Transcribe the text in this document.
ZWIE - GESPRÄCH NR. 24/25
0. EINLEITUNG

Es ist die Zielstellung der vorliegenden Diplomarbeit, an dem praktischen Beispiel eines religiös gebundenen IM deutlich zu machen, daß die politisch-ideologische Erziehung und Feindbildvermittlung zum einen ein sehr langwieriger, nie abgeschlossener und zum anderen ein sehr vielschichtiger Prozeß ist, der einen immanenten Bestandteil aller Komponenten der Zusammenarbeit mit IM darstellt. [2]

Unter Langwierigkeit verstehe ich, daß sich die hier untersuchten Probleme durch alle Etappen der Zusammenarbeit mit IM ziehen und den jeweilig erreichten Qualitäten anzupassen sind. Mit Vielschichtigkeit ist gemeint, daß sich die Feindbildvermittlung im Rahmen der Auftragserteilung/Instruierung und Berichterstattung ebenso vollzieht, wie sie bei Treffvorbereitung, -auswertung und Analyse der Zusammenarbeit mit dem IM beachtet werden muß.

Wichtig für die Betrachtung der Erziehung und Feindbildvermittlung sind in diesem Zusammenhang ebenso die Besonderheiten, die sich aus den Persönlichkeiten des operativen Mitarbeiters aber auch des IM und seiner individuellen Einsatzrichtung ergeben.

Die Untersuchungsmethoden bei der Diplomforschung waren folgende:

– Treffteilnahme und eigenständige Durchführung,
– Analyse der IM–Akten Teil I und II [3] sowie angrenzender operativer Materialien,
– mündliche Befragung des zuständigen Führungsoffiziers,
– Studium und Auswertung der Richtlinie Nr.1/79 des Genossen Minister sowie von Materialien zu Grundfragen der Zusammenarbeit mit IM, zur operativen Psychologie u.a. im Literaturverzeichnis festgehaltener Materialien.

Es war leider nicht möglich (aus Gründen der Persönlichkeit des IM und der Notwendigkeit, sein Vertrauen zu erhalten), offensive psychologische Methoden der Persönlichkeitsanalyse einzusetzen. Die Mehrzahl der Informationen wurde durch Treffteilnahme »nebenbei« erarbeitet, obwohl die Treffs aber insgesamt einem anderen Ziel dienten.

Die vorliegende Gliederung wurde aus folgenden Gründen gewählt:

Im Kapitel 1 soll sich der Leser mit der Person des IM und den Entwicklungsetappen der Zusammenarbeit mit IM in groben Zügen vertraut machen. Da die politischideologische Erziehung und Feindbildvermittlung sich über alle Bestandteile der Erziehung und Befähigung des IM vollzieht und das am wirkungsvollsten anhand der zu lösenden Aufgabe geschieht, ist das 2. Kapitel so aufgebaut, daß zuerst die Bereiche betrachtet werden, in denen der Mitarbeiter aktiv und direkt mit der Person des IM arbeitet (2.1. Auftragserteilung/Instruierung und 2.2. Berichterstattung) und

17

= = =

Short problem
Extract all lines containing the word "sowie".

Answer to the problem
– Analyse der IM–Akten Teil I und II [3] sowie angrenzender operativer Materialien,
– Studium und Auswertung der Richtlinie Nr.1/79 des Genossen Minister sowie von Materialien zu Grundfragen der Zusammenarbeit mit IM, zur operativen Psychologie u.a. im Literaturverzeichnis festgehaltener Materialien.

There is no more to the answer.